Given instruction:
Copy every entry word for word, but skip the pictures.

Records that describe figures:
BEGIN

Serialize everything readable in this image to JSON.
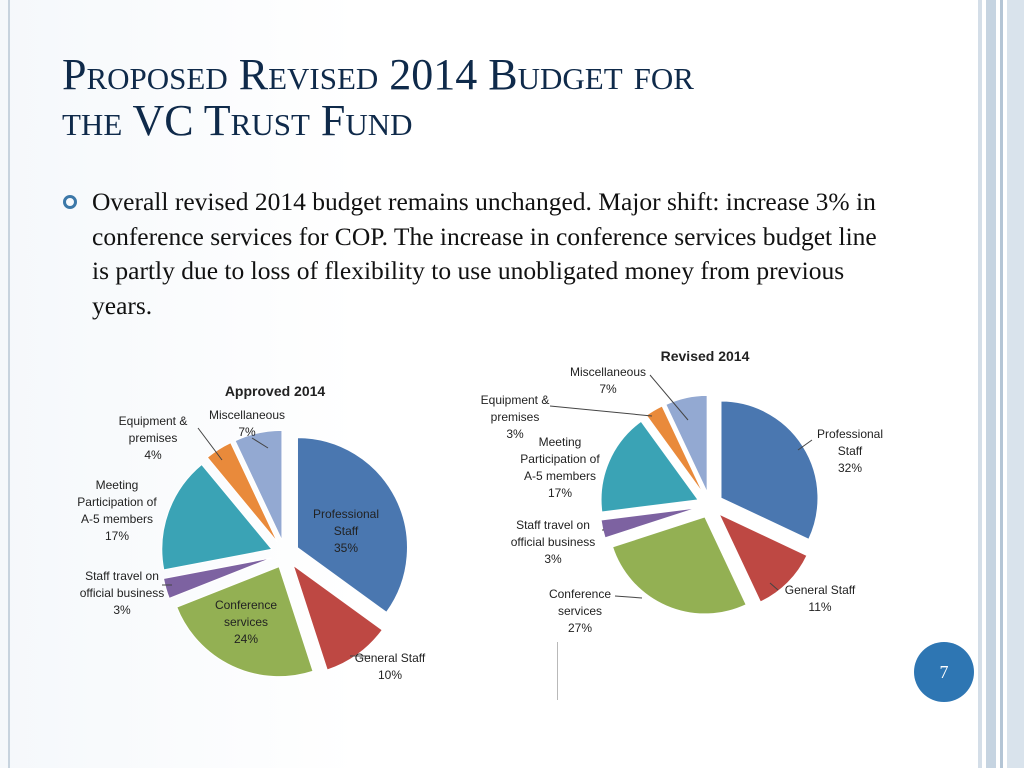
{
  "slide": {
    "title_line1": "Proposed Revised 2014 Budget for",
    "title_line2": "the VC Trust Fund",
    "body": "Overall revised 2014 budget remains unchanged. Major shift: increase 3% in conference services for COP. The increase in conference services budget line is partly due to loss of flexibility to use unobligated money from previous years.",
    "page_number": "7"
  },
  "theme": {
    "title_color": "#0f2a4a",
    "bullet_color": "#3c78a8",
    "badge_color": "#2e76b3"
  },
  "chart_data": [
    {
      "type": "pie",
      "title": "Approved 2014",
      "slices": [
        {
          "label": "Professional Staff",
          "percent": 35,
          "color": "#4a77b0"
        },
        {
          "label": "General Staff",
          "percent": 10,
          "color": "#be4843"
        },
        {
          "label": "Conference services",
          "percent": 24,
          "color": "#93b053"
        },
        {
          "label": "Staff travel on official business",
          "percent": 3,
          "color": "#7d62a1"
        },
        {
          "label": "Meeting Participation of A-5 members",
          "percent": 17,
          "color": "#3aa3b5"
        },
        {
          "label": "Equipment & premises",
          "percent": 4,
          "color": "#e98a3b"
        },
        {
          "label": "Miscellaneous",
          "percent": 7,
          "color": "#93a9d2"
        }
      ]
    },
    {
      "type": "pie",
      "title": "Revised 2014",
      "slices": [
        {
          "label": "Professional Staff",
          "percent": 32,
          "color": "#4a77b0"
        },
        {
          "label": "General Staff",
          "percent": 11,
          "color": "#be4843"
        },
        {
          "label": "Conference services",
          "percent": 27,
          "color": "#93b053"
        },
        {
          "label": "Staff travel on official business",
          "percent": 3,
          "color": "#7d62a1"
        },
        {
          "label": "Meeting Participation of A-5 members",
          "percent": 17,
          "color": "#3aa3b5"
        },
        {
          "label": "Equipment & premises",
          "percent": 3,
          "color": "#e98a3b"
        },
        {
          "label": "Miscellaneous",
          "percent": 7,
          "color": "#93a9d2"
        }
      ]
    }
  ]
}
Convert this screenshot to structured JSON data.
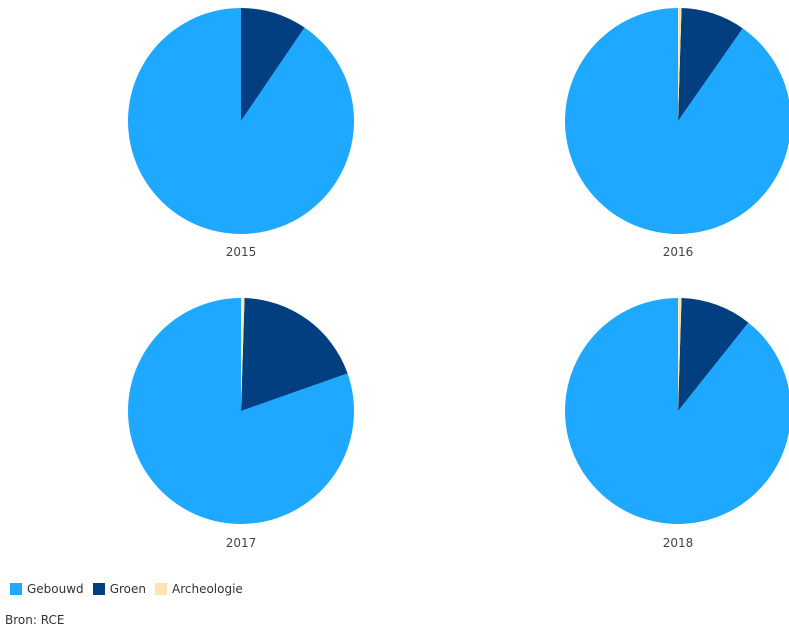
{
  "chart_data": [
    {
      "type": "pie",
      "label": "2015",
      "slices": [
        {
          "name": "Gebouwd",
          "value": 90.5
        },
        {
          "name": "Groen",
          "value": 9.5
        },
        {
          "name": "Archeologie",
          "value": 0
        }
      ]
    },
    {
      "type": "pie",
      "label": "2016",
      "slices": [
        {
          "name": "Gebouwd",
          "value": 90.3
        },
        {
          "name": "Groen",
          "value": 9.2
        },
        {
          "name": "Archeologie",
          "value": 0.5
        }
      ]
    },
    {
      "type": "pie",
      "label": "2017",
      "slices": [
        {
          "name": "Gebouwd",
          "value": 80.4
        },
        {
          "name": "Groen",
          "value": 19.1
        },
        {
          "name": "Archeologie",
          "value": 0.5
        }
      ]
    },
    {
      "type": "pie",
      "label": "2018",
      "slices": [
        {
          "name": "Gebouwd",
          "value": 89.3
        },
        {
          "name": "Groen",
          "value": 10.2
        },
        {
          "name": "Archeologie",
          "value": 0.5
        }
      ]
    }
  ],
  "legend": [
    {
      "name": "Gebouwd",
      "color": "#1fa8ff"
    },
    {
      "name": "Groen",
      "color": "#023f80"
    },
    {
      "name": "Archeologie",
      "color": "#fde5b0"
    }
  ],
  "source": "Bron: RCE"
}
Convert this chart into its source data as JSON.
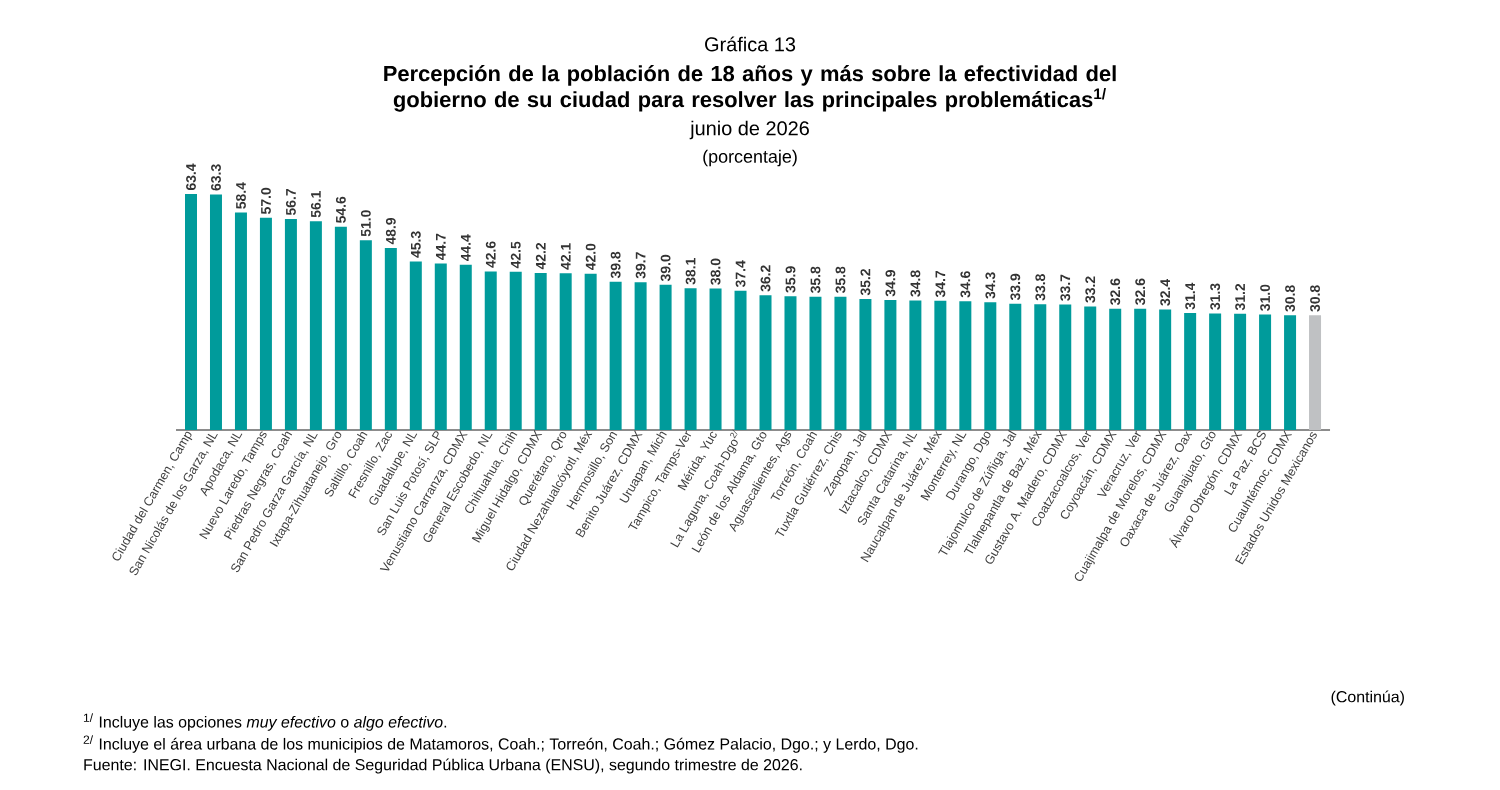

END

Answer to the task:
Serialize everything readable in this image to JSON.
{
  "slide": {
    "title_line1": "Proposed Revised 2014 Budget for",
    "title_line2": "the VC Trust Fund",
    "body": "Overall revised 2014 budget remains unchanged. Major shift: increase 3% in conference services for COP. The increase in conference services budget line is partly due to loss of flexibility to use unobligated money from previous years.",
    "page_number": "7"
  },
  "theme": {
    "title_color": "#0f2a4a",
    "bullet_color": "#3c78a8",
    "badge_color": "#2e76b3"
  },
  "chart_data": [
    {
      "type": "pie",
      "title": "Approved 2014",
      "slices": [
        {
          "label": "Professional Staff",
          "percent": 35,
          "color": "#4a77b0"
        },
        {
          "label": "General Staff",
          "percent": 10,
          "color": "#be4843"
        },
        {
          "label": "Conference services",
          "percent": 24,
          "color": "#93b053"
        },
        {
          "label": "Staff travel on official business",
          "percent": 3,
          "color": "#7d62a1"
        },
        {
          "label": "Meeting Participation of A-5 members",
          "percent": 17,
          "color": "#3aa3b5"
        },
        {
          "label": "Equipment & premises",
          "percent": 4,
          "color": "#e98a3b"
        },
        {
          "label": "Miscellaneous",
          "percent": 7,
          "color": "#93a9d2"
        }
      ]
    },
    {
      "type": "pie",
      "title": "Revised 2014",
      "slices": [
        {
          "label": "Professional Staff",
          "percent": 32,
          "color": "#4a77b0"
        },
        {
          "label": "General Staff",
          "percent": 11,
          "color": "#be4843"
        },
        {
          "label": "Conference services",
          "percent": 27,
          "color": "#93b053"
        },
        {
          "label": "Staff travel on official business",
          "percent": 3,
          "color": "#7d62a1"
        },
        {
          "label": "Meeting Participation of A-5 members",
          "percent": 17,
          "color": "#3aa3b5"
        },
        {
          "label": "Equipment & premises",
          "percent": 3,
          "color": "#e98a3b"
        },
        {
          "label": "Miscellaneous",
          "percent": 7,
          "color": "#93a9d2"
        }
      ]
    }
  ]
}
Convert this screenshot to structured JSON data.
{
  "chart_data": [
    {
      "type": "pie",
      "label": "2015",
      "slices": [
        {
          "name": "Gebouwd",
          "value": 90.5
        },
        {
          "name": "Groen",
          "value": 9.5
        },
        {
          "name": "Archeologie",
          "value": 0
        }
      ]
    },
    {
      "type": "pie",
      "label": "2016",
      "slices": [
        {
          "name": "Gebouwd",
          "value": 90.3
        },
        {
          "name": "Groen",
          "value": 9.2
        },
        {
          "name": "Archeologie",
          "value": 0.5
        }
      ]
    },
    {
      "type": "pie",
      "label": "2017",
      "slices": [
        {
          "name": "Gebouwd",
          "value": 80.4
        },
        {
          "name": "Groen",
          "value": 19.1
        },
        {
          "name": "Archeologie",
          "value": 0.5
        }
      ]
    },
    {
      "type": "pie",
      "label": "2018",
      "slices": [
        {
          "name": "Gebouwd",
          "value": 89.3
        },
        {
          "name": "Groen",
          "value": 10.2
        },
        {
          "name": "Archeologie",
          "value": 0.5
        }
      ]
    }
  ],
  "legend": [
    {
      "name": "Gebouwd",
      "color": "#1fa8ff"
    },
    {
      "name": "Groen",
      "color": "#023f80"
    },
    {
      "name": "Archeologie",
      "color": "#fde5b0"
    }
  ],
  "source": "Bron: RCE"
}
Convert this chart into its source data as JSON.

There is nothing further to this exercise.